* _What the exercise asks_
Write the records below out again exactly as given, with no images.

┏━━

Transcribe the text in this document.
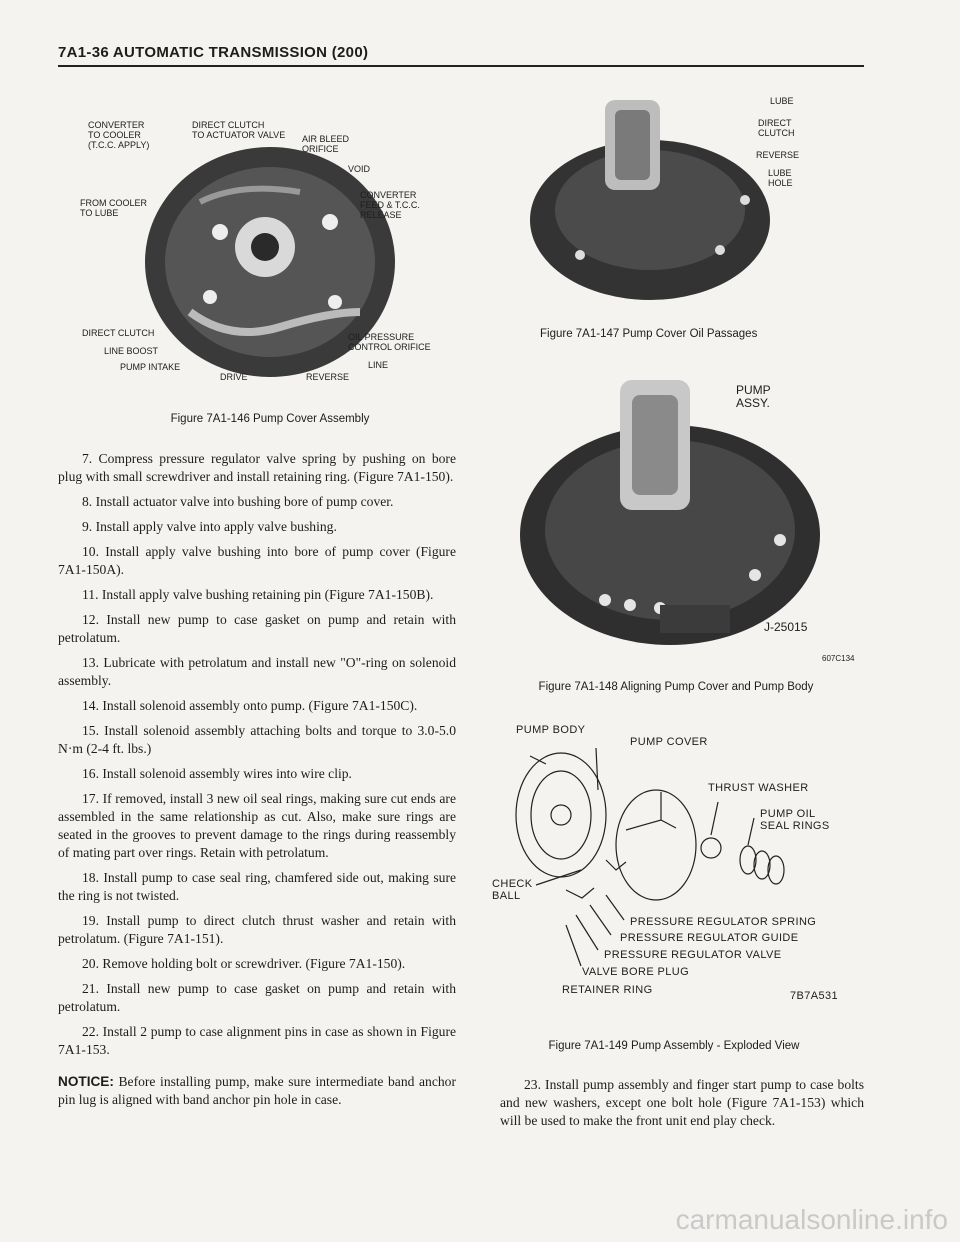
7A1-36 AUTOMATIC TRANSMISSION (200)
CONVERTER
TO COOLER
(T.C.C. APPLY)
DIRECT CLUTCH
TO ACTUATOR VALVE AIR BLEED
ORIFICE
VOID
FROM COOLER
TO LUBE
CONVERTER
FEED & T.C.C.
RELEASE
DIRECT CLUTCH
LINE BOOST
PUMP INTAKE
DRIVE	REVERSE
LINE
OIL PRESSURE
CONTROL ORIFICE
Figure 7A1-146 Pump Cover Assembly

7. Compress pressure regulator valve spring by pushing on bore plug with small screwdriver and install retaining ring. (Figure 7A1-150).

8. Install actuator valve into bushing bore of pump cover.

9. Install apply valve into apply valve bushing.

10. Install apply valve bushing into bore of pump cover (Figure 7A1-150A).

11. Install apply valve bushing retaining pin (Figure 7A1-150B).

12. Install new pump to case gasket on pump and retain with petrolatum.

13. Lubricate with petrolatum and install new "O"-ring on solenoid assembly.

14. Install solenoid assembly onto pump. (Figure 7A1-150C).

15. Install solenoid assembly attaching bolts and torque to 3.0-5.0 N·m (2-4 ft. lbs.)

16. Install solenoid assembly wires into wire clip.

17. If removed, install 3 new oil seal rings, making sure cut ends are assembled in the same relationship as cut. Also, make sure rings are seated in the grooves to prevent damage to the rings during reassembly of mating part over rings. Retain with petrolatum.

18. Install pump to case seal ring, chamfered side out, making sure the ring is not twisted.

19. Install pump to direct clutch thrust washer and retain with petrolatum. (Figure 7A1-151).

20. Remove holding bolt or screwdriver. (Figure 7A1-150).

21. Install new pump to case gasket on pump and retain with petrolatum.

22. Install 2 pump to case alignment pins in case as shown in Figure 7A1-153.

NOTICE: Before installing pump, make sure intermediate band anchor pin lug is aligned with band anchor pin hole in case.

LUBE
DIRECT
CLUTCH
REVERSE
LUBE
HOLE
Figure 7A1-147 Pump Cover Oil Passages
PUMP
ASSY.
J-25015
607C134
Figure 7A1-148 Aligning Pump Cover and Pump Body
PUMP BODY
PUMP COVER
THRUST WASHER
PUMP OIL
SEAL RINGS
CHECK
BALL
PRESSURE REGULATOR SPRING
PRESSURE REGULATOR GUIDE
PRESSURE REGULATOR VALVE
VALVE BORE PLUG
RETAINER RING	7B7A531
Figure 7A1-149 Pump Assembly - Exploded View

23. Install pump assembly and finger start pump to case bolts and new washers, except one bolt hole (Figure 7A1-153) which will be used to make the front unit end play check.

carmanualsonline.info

┗━━

* _Solution to this problem_
Transcribe the text in this document.
7A1-36 AUTOMATIC TRANSMISSION (200)
CONVERTER
TO COOLER
(T.C.C. APPLY)
DIRECT CLUTCH
TO ACTUATOR VALVE AIR BLEED
ORIFICE
VOID
FROM COOLER
TO LUBE
CONVERTER
FEED & T.C.C.
RELEASE
DIRECT CLUTCH
LINE BOOST
PUMP INTAKE
DRIVE	REVERSE
LINE
OIL PRESSURE
CONTROL ORIFICE
Figure 7A1-146 Pump Cover Assembly

7. Compress pressure regulator valve spring by pushing on bore plug with small screwdriver and install retaining ring. (Figure 7A1-150).

8. Install actuator valve into bushing bore of pump cover.

9. Install apply valve into apply valve bushing.

10. Install apply valve bushing into bore of pump cover (Figure 7A1-150A).

11. Install apply valve bushing retaining pin (Figure 7A1-150B).

12. Install new pump to case gasket on pump and retain with petrolatum.

13. Lubricate with petrolatum and install new "O"-ring on solenoid assembly.

14. Install solenoid assembly onto pump. (Figure 7A1-150C).

15. Install solenoid assembly attaching bolts and torque to 3.0-5.0 N·m (2-4 ft. lbs.)

16. Install solenoid assembly wires into wire clip.

17. If removed, install 3 new oil seal rings, making sure cut ends are assembled in the same relationship as cut. Also, make sure rings are seated in the grooves to prevent damage to the rings during reassembly of mating part over rings. Retain with petrolatum.

18. Install pump to case seal ring, chamfered side out, making sure the ring is not twisted.

19. Install pump to direct clutch thrust washer and retain with petrolatum. (Figure 7A1-151).

20. Remove holding bolt or screwdriver. (Figure 7A1-150).

21. Install new pump to case gasket on pump and retain with petrolatum.

22. Install 2 pump to case alignment pins in case as shown in Figure 7A1-153.

NOTICE: Before installing pump, make sure intermediate band anchor pin lug is aligned with band anchor pin hole in case.

LUBE
DIRECT
CLUTCH
REVERSE
LUBE
HOLE
Figure 7A1-147 Pump Cover Oil Passages
PUMP
ASSY.
J-25015
607C134
Figure 7A1-148 Aligning Pump Cover and Pump Body
PUMP BODY
PUMP COVER
THRUST WASHER
PUMP OIL
SEAL RINGS
CHECK
BALL
PRESSURE REGULATOR SPRING
PRESSURE REGULATOR GUIDE
PRESSURE REGULATOR VALVE
VALVE BORE PLUG
RETAINER RING	7B7A531
Figure 7A1-149 Pump Assembly - Exploded View

23. Install pump assembly and finger start pump to case bolts and new washers, except one bolt hole (Figure 7A1-153) which will be used to make the front unit end play check.

carmanualsonline.info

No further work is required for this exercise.